## WHAT IS ASKED
Repeat the listing below in full, exactly as it stands.

## EXCERPTED RECORDS
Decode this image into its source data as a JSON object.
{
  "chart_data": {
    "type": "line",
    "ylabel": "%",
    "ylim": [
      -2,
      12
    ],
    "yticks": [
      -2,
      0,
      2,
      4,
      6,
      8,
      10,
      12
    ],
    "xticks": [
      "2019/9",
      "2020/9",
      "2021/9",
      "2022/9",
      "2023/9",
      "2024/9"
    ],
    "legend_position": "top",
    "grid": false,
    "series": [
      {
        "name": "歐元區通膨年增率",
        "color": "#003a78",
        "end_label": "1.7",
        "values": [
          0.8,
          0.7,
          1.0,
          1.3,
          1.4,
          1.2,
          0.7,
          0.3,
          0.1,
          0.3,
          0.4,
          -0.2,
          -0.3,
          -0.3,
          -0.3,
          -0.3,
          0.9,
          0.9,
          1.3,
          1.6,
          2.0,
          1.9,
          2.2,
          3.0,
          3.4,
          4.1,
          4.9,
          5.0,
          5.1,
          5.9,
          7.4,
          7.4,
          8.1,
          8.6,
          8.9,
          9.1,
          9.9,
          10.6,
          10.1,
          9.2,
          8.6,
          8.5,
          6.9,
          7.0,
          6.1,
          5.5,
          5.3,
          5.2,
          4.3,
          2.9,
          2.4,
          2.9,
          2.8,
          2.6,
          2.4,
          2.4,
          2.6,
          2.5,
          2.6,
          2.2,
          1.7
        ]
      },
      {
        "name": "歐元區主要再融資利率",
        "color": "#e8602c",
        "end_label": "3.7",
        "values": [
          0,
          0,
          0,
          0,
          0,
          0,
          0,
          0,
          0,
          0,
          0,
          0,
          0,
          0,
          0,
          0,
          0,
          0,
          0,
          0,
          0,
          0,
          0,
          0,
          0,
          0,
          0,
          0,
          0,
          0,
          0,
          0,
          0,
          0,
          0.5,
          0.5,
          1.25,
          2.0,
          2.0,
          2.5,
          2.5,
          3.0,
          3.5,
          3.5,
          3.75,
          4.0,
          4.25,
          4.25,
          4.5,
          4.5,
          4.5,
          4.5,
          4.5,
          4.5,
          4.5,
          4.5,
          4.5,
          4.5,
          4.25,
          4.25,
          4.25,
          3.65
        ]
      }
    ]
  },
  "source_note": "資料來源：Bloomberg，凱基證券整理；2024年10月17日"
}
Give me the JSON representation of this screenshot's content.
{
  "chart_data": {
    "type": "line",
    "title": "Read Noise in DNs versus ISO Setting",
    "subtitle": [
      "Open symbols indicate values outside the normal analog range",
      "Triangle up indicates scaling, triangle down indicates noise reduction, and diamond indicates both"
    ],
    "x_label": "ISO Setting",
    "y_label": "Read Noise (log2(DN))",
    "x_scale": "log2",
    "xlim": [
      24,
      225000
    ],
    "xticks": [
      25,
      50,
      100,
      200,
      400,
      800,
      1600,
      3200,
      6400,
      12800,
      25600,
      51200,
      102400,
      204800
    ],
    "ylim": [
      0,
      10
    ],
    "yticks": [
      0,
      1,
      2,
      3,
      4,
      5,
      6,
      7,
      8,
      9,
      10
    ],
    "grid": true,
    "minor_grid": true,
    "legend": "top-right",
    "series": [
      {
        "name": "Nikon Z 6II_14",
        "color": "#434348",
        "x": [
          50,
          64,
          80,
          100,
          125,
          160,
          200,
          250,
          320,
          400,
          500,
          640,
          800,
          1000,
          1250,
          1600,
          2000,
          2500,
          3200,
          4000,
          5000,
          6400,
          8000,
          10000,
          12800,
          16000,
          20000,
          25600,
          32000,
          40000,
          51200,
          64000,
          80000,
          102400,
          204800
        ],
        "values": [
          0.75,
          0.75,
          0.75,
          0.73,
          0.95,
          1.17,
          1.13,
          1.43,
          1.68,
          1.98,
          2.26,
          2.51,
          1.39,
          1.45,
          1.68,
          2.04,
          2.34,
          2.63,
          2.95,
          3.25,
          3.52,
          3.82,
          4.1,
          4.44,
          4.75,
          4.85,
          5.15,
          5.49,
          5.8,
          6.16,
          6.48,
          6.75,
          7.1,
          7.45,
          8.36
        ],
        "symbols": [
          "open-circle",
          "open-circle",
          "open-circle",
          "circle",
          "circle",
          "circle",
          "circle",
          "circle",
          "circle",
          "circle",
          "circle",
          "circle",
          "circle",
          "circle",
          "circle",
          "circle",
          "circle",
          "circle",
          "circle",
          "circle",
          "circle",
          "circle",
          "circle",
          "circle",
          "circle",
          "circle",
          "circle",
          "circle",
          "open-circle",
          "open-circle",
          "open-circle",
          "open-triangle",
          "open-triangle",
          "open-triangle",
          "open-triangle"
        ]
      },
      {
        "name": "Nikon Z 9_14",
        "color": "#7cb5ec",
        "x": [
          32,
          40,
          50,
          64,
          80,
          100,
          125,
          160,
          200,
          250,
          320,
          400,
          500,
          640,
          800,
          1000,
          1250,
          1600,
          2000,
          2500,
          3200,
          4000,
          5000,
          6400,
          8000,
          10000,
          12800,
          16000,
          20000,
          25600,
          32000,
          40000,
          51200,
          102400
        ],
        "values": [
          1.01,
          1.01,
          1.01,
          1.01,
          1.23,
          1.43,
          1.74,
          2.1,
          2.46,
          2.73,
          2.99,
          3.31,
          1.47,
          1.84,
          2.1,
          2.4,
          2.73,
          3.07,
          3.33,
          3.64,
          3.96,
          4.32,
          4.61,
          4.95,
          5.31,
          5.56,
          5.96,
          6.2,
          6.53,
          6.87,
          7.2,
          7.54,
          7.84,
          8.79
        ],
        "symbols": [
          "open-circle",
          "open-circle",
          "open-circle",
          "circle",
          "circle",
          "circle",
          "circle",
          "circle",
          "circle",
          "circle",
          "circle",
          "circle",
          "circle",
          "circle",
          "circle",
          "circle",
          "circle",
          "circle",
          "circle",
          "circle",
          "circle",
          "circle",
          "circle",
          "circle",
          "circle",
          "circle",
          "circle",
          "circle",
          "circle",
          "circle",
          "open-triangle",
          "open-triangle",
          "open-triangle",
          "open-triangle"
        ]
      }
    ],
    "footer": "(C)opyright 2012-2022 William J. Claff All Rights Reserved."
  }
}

## RESULT OF THE EXERCISE
Decode this image into its source data as a JSON object.
{
  "chart_data": {
    "type": "line",
    "ylabel": "%",
    "ylim": [
      -2,
      12
    ],
    "yticks": [
      -2,
      0,
      2,
      4,
      6,
      8,
      10,
      12
    ],
    "xticks": [
      "2019/9",
      "2020/9",
      "2021/9",
      "2022/9",
      "2023/9",
      "2024/9"
    ],
    "legend_position": "top",
    "grid": false,
    "series": [
      {
        "name": "歐元區通膨年增率",
        "color": "#003a78",
        "end_label": "1.7",
        "values": [
          0.8,
          0.7,
          1.0,
          1.3,
          1.4,
          1.2,
          0.7,
          0.3,
          0.1,
          0.3,
          0.4,
          -0.2,
          -0.3,
          -0.3,
          -0.3,
          -0.3,
          0.9,
          0.9,
          1.3,
          1.6,
          2.0,
          1.9,
          2.2,
          3.0,
          3.4,
          4.1,
          4.9,
          5.0,
          5.1,
          5.9,
          7.4,
          7.4,
          8.1,
          8.6,
          8.9,
          9.1,
          9.9,
          10.6,
          10.1,
          9.2,
          8.6,
          8.5,
          6.9,
          7.0,
          6.1,
          5.5,
          5.3,
          5.2,
          4.3,
          2.9,
          2.4,
          2.9,
          2.8,
          2.6,
          2.4,
          2.4,
          2.6,
          2.5,
          2.6,
          2.2,
          1.7
        ]
      },
      {
        "name": "歐元區主要再融資利率",
        "color": "#e8602c",
        "end_label": "3.7",
        "values": [
          0,
          0,
          0,
          0,
          0,
          0,
          0,
          0,
          0,
          0,
          0,
          0,
          0,
          0,
          0,
          0,
          0,
          0,
          0,
          0,
          0,
          0,
          0,
          0,
          0,
          0,
          0,
          0,
          0,
          0,
          0,
          0,
          0,
          0,
          0.5,
          0.5,
          1.25,
          2.0,
          2.0,
          2.5,
          2.5,
          3.0,
          3.5,
          3.5,
          3.75,
          4.0,
          4.25,
          4.25,
          4.5,
          4.5,
          4.5,
          4.5,
          4.5,
          4.5,
          4.5,
          4.5,
          4.5,
          4.5,
          4.25,
          4.25,
          4.25,
          3.65
        ]
      }
    ]
  },
  "source_note": "資料來源：Bloomberg，凱基證券整理；2024年10月17日"
}
Give me the JSON representation of this screenshot's content.
{
  "chart_data": {
    "type": "line",
    "title": "Read Noise in DNs versus ISO Setting",
    "subtitle": [
      "Open symbols indicate values outside the normal analog range",
      "Triangle up indicates scaling, triangle down indicates noise reduction, and diamond indicates both"
    ],
    "x_label": "ISO Setting",
    "y_label": "Read Noise (log2(DN))",
    "x_scale": "log2",
    "xlim": [
      24,
      225000
    ],
    "xticks": [
      25,
      50,
      100,
      200,
      400,
      800,
      1600,
      3200,
      6400,
      12800,
      25600,
      51200,
      102400,
      204800
    ],
    "ylim": [
      0,
      10
    ],
    "yticks": [
      0,
      1,
      2,
      3,
      4,
      5,
      6,
      7,
      8,
      9,
      10
    ],
    "grid": true,
    "minor_grid": true,
    "legend": "top-right",
    "series": [
      {
        "name": "Nikon Z 6II_14",
        "color": "#434348",
        "x": [
          50,
          64,
          80,
          100,
          125,
          160,
          200,
          250,
          320,
          400,
          500,
          640,
          800,
          1000,
          1250,
          1600,
          2000,
          2500,
          3200,
          4000,
          5000,
          6400,
          8000,
          10000,
          12800,
          16000,
          20000,
          25600,
          32000,
          40000,
          51200,
          64000,
          80000,
          102400,
          204800
        ],
        "values": [
          0.75,
          0.75,
          0.75,
          0.73,
          0.95,
          1.17,
          1.13,
          1.43,
          1.68,
          1.98,
          2.26,
          2.51,
          1.39,
          1.45,
          1.68,
          2.04,
          2.34,
          2.63,
          2.95,
          3.25,
          3.52,
          3.82,
          4.1,
          4.44,
          4.75,
          4.85,
          5.15,
          5.49,
          5.8,
          6.16,
          6.48,
          6.75,
          7.1,
          7.45,
          8.36
        ],
        "symbols": [
          "open-circle",
          "open-circle",
          "open-circle",
          "circle",
          "circle",
          "circle",
          "circle",
          "circle",
          "circle",
          "circle",
          "circle",
          "circle",
          "circle",
          "circle",
          "circle",
          "circle",
          "circle",
          "circle",
          "circle",
          "circle",
          "circle",
          "circle",
          "circle",
          "circle",
          "circle",
          "circle",
          "circle",
          "circle",
          "open-circle",
          "open-circle",
          "open-circle",
          "open-triangle",
          "open-triangle",
          "open-triangle",
          "open-triangle"
        ]
      },
      {
        "name": "Nikon Z 9_14",
        "color": "#7cb5ec",
        "x": [
          32,
          40,
          50,
          64,
          80,
          100,
          125,
          160,
          200,
          250,
          320,
          400,
          500,
          640,
          800,
          1000,
          1250,
          1600,
          2000,
          2500,
          3200,
          4000,
          5000,
          6400,
          8000,
          10000,
          12800,
          16000,
          20000,
          25600,
          32000,
          40000,
          51200,
          102400
        ],
        "values": [
          1.01,
          1.01,
          1.01,
          1.01,
          1.23,
          1.43,
          1.74,
          2.1,
          2.46,
          2.73,
          2.99,
          3.31,
          1.47,
          1.84,
          2.1,
          2.4,
          2.73,
          3.07,
          3.33,
          3.64,
          3.96,
          4.32,
          4.61,
          4.95,
          5.31,
          5.56,
          5.96,
          6.2,
          6.53,
          6.87,
          7.2,
          7.54,
          7.84,
          8.79
        ],
        "symbols": [
          "open-circle",
          "open-circle",
          "open-circle",
          "circle",
          "circle",
          "circle",
          "circle",
          "circle",
          "circle",
          "circle",
          "circle",
          "circle",
          "circle",
          "circle",
          "circle",
          "circle",
          "circle",
          "circle",
          "circle",
          "circle",
          "circle",
          "circle",
          "circle",
          "circle",
          "circle",
          "circle",
          "circle",
          "circle",
          "circle",
          "circle",
          "open-triangle",
          "open-triangle",
          "open-triangle",
          "open-triangle"
        ]
      }
    ],
    "footer": "(C)opyright 2012-2022 William J. Claff All Rights Reserved."
  }
}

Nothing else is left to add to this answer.